Passage to read:
· · ·
There is sufficient evidence concerning the late Mr. Amini’s intentional murder by the police officer. This evidence was such that it led the Court to admit [to its existence and accuracy]; ultimately, however, and for unknown reasons, the Court ruled the killing as unintentional and issued a negligible [and very light] sentence for the defendant. The trial, as well as the Court’s ruling, have, respectively, been conducted and issued contrary to Iranian laws and are unjust.


[1] The former Islamic Penal Code Article 206: “homicide is intentional in  the following cases:

a-       Where the murderer, doing a certain act, intends to kill a specific person, or a non-specific person or persons of a particular group, whether that act is typically deadly or not, but in effect causes death.

b-       Where the murderer intentionally does a certain act that is typically deadly, even though he/she does not intend to kill the person.

c-       Where the murderer does not intend to kill, and the act is not typically deadly, but is typically deadly to the other person due to that person’s illness, old age, incapacity, childhood, and the like, and the murderer is aware of the same.” 

[2] The former Islamic Penal Code Article 295(b): “Murder, injury, or [causing] physical handicap is unintentional if the criminal does not intend to commit an act that would typically cause a crime [to occur], and does not intend to commit the crime upon the victim; for example a person who beats [another] with the intention to discipline, in a way that would not typically cause a crime [to occur] but accidentally causes a crime; or a physician who assists in treating a patient in an ordinary manner and accidentally causes a crime to occur upon him/her.”
· · ·
Supplied data:
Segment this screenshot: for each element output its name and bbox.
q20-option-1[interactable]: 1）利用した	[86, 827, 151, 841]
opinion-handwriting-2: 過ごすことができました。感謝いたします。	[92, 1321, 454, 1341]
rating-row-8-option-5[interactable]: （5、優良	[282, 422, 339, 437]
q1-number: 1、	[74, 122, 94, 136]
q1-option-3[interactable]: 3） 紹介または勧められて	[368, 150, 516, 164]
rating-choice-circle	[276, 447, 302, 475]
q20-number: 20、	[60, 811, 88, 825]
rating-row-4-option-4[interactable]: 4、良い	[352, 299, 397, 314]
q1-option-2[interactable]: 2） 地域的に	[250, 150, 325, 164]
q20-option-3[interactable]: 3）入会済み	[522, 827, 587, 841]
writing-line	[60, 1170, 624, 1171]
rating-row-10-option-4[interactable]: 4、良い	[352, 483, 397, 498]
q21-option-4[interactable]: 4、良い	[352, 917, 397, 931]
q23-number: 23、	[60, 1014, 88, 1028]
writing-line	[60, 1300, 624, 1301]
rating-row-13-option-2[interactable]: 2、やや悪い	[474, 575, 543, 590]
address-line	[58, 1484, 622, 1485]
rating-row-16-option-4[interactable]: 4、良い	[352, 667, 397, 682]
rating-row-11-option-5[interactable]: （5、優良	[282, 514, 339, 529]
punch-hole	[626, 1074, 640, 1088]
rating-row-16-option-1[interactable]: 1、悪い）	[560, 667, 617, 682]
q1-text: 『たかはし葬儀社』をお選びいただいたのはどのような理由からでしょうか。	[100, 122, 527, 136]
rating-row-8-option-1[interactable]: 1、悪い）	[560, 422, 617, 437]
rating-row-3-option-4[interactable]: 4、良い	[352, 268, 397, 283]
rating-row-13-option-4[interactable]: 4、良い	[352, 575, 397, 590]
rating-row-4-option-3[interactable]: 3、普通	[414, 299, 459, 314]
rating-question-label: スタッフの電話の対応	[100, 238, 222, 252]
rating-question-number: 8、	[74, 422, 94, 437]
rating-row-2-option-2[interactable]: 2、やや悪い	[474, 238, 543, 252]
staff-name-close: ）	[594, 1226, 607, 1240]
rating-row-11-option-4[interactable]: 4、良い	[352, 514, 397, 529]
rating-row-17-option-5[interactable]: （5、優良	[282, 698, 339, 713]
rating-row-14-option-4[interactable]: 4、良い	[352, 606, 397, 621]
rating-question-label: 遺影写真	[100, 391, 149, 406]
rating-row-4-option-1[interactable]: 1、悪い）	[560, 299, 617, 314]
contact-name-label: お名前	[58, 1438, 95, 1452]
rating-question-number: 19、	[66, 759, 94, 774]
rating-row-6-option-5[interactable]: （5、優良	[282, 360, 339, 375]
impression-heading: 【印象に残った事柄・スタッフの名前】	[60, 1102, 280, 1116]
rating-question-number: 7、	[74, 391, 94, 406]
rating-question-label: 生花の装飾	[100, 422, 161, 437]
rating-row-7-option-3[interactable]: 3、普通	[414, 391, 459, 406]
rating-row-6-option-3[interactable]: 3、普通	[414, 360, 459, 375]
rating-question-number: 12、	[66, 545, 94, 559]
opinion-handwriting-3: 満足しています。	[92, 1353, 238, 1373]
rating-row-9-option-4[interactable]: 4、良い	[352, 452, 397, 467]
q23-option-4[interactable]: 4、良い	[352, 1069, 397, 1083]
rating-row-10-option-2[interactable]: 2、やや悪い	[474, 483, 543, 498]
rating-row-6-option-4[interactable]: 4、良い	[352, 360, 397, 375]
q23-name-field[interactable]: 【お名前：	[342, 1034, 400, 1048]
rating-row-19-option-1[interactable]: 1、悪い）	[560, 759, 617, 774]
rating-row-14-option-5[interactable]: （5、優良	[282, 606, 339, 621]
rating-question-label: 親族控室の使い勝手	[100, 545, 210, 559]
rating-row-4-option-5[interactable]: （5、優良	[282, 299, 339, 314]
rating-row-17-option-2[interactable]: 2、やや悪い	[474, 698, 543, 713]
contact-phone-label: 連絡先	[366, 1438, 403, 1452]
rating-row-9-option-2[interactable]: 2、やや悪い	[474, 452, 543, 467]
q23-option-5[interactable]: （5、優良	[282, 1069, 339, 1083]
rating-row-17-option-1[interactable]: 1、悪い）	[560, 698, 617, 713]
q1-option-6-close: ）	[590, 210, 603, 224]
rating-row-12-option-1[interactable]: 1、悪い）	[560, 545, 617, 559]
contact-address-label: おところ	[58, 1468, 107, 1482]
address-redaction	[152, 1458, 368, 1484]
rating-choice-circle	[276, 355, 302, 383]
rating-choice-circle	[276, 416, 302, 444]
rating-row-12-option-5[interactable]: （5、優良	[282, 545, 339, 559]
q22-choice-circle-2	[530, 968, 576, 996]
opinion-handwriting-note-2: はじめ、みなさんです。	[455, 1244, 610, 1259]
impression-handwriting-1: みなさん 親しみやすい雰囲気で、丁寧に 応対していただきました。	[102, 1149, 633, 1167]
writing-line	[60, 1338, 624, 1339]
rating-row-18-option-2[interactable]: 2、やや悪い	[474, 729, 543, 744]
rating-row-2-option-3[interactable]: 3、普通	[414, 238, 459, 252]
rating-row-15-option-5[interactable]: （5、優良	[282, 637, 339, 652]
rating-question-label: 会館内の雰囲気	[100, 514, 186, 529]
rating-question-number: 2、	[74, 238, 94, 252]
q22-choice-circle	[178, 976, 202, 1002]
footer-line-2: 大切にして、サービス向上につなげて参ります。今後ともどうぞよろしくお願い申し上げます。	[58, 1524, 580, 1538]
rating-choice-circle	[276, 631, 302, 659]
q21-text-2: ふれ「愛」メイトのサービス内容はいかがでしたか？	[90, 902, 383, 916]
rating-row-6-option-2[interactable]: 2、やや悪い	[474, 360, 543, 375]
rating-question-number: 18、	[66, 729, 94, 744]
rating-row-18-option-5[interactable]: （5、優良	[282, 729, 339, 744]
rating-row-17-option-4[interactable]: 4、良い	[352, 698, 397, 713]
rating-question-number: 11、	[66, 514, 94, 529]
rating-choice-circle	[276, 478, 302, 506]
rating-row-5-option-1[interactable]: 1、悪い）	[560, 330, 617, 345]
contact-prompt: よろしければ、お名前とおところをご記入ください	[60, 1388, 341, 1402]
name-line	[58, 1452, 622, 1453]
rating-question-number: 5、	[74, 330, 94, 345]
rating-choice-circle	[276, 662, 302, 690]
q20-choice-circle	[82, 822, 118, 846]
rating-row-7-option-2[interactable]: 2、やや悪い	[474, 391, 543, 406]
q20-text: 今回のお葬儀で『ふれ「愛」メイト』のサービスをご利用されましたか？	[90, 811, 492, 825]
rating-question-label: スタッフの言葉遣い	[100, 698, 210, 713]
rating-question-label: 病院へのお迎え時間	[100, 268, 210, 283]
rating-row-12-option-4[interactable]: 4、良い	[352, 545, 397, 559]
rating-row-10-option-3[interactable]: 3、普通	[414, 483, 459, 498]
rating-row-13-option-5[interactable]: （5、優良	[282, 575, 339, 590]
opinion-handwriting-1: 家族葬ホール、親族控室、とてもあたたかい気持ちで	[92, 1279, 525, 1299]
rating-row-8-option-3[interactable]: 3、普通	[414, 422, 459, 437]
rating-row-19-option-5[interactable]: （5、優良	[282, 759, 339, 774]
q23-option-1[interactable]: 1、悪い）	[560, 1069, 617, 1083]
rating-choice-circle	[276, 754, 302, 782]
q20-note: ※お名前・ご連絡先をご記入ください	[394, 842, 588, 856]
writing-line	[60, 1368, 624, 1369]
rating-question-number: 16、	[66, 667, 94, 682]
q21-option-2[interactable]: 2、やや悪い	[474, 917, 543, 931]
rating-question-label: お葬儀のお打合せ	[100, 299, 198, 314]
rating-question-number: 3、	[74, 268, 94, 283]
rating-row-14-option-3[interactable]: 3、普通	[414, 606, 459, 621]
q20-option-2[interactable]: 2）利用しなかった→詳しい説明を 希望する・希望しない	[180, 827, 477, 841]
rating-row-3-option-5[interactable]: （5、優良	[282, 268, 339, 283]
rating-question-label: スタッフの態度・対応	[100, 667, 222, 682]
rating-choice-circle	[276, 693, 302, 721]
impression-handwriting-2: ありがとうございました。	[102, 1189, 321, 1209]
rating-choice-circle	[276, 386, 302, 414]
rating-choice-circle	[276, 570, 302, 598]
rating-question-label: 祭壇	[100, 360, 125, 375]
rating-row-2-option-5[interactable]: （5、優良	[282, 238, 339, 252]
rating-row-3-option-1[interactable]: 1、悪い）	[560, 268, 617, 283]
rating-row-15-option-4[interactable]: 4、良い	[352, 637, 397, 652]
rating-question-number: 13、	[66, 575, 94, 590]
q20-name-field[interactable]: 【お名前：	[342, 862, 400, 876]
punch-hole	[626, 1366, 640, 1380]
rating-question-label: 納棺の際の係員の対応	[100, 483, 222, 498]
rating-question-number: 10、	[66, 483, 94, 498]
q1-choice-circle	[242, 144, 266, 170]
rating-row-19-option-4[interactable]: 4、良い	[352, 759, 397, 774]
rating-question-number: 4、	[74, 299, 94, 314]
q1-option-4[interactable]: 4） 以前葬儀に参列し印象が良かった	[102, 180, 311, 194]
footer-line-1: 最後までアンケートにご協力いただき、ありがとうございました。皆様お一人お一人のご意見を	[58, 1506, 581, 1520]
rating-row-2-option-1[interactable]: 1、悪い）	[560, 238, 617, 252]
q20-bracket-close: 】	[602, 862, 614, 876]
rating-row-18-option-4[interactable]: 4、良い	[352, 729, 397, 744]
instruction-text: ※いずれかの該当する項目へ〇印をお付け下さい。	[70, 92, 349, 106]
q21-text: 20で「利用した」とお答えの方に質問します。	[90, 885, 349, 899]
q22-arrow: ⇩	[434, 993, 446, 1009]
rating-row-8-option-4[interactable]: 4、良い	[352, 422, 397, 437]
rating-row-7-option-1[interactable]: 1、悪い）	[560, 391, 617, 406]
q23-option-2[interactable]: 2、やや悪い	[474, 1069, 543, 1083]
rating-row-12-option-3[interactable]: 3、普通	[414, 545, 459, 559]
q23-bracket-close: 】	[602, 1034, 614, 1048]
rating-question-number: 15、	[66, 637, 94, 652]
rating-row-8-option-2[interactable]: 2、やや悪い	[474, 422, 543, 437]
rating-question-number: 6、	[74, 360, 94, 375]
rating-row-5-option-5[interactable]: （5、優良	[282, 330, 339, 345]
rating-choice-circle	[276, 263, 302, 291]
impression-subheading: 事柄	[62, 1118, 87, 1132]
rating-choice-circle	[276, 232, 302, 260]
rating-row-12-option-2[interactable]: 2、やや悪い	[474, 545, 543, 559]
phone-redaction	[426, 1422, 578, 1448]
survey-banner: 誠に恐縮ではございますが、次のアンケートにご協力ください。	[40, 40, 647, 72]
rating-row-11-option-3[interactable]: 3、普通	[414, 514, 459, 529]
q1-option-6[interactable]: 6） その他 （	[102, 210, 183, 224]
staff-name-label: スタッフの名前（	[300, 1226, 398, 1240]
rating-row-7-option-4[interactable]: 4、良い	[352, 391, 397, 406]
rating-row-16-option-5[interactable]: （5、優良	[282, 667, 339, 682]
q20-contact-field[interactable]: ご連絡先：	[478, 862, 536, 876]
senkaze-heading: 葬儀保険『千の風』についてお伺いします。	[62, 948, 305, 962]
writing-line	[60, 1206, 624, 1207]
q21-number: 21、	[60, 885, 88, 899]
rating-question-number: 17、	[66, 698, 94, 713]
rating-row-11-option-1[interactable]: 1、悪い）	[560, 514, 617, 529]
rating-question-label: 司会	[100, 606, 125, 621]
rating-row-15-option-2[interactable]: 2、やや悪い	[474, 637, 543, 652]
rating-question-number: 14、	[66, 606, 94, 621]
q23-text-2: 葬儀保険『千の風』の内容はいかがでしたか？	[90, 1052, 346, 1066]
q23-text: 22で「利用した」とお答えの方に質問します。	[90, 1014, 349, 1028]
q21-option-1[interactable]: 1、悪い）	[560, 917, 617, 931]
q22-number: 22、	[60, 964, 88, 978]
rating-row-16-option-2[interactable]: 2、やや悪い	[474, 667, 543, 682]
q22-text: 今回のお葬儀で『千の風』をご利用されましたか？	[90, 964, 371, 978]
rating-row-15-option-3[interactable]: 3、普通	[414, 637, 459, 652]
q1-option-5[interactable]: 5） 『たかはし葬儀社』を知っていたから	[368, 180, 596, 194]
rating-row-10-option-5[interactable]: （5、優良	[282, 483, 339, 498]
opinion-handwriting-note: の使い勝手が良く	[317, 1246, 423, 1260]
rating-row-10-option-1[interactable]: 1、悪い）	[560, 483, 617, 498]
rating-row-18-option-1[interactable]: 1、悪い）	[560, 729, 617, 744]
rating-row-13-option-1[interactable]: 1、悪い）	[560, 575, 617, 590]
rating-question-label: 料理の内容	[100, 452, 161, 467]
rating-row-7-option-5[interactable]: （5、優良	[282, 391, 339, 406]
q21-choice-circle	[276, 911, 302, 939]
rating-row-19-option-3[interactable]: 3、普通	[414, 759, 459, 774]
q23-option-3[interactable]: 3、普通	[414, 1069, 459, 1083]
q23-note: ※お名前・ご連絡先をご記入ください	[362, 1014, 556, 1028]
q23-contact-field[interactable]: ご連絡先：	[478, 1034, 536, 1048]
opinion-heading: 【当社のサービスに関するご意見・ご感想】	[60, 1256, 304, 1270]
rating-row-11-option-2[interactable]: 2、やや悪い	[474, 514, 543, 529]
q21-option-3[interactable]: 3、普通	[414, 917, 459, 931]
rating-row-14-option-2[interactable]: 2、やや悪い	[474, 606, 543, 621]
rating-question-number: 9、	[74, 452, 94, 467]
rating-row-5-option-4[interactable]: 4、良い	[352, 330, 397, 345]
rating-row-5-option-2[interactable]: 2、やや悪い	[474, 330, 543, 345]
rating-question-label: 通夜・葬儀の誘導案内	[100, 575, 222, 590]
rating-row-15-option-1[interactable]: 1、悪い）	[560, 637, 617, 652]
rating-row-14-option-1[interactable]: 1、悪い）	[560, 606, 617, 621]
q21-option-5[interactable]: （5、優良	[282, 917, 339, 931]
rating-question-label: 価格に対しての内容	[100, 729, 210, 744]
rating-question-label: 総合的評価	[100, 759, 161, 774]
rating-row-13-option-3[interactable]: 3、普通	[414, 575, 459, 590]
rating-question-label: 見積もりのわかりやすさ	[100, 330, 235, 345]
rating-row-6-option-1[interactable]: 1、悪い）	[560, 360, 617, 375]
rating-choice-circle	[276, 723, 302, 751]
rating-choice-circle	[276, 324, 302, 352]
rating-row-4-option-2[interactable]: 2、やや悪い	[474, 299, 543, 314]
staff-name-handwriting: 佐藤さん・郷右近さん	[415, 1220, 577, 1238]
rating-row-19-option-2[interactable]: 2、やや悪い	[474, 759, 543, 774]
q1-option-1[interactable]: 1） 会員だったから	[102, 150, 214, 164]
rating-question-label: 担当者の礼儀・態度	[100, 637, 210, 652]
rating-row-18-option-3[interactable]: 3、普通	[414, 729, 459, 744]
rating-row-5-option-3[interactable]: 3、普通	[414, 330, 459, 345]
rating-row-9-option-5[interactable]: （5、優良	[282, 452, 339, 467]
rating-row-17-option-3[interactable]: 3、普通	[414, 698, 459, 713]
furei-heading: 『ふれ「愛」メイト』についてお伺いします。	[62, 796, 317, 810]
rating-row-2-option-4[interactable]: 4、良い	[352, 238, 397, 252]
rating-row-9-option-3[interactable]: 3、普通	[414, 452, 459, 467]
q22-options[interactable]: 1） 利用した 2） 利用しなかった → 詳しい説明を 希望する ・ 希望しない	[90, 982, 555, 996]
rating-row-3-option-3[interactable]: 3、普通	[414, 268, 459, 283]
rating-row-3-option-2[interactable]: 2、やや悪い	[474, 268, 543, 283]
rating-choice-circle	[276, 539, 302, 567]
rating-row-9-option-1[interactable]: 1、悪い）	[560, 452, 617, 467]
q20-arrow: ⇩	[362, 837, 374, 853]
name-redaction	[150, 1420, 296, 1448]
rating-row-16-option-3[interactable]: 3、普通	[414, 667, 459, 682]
· · ·
Aim of the exercise:
In the passage on the Amini ruling above, list every condition of the other person that, according to Article 206 clause c, can make an act typically deadly to that person.

Answer for this exercise:
- illness
- old age
- incapacity
- childhood